------ Data shown ------

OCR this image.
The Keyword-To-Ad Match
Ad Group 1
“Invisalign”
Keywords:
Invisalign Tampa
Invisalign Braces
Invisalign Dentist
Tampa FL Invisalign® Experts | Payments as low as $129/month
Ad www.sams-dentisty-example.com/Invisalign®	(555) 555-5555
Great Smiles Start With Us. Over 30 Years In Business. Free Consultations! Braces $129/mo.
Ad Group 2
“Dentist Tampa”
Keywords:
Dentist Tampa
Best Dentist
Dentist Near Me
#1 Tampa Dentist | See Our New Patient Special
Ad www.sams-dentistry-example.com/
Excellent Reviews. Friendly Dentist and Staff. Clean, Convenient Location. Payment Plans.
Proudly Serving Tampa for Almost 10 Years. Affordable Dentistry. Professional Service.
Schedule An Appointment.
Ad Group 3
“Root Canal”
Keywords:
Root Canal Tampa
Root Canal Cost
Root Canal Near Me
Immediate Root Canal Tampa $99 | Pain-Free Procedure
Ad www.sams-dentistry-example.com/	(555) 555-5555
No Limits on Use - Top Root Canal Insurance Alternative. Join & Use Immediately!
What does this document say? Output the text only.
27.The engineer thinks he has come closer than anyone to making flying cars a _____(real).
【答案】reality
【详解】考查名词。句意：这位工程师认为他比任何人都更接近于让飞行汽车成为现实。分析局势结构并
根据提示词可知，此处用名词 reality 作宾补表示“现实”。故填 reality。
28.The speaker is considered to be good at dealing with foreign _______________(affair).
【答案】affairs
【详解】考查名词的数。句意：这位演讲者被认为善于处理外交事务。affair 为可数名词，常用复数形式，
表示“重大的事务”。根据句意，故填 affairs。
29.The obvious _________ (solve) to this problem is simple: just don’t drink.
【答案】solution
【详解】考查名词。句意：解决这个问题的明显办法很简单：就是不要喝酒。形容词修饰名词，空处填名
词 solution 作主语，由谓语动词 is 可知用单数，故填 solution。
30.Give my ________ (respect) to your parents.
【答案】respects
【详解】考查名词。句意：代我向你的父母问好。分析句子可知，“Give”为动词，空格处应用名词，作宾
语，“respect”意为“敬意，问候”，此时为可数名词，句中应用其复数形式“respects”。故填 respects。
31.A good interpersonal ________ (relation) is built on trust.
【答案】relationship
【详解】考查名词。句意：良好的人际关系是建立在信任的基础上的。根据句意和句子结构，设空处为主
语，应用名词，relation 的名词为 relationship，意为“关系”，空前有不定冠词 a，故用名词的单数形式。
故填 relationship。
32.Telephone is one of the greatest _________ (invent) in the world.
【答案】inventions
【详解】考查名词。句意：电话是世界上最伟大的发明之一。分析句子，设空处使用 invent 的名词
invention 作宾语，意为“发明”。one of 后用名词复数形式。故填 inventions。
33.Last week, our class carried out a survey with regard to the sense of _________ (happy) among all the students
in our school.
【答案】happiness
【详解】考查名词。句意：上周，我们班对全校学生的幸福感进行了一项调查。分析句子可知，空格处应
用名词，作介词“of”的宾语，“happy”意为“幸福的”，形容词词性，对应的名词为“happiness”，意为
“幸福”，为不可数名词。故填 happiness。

------

Required task: Look over the records above and copy each line that includes the string "Canal".

Written solution:
“Root Canal”
Root Canal Tampa
Root Canal Cost
Root Canal Near Me
Immediate Root Canal Tampa $99 | Pain-Free Procedure
No Limits on Use - Top Root Canal Insurance Alternative. Join & Use Immediately!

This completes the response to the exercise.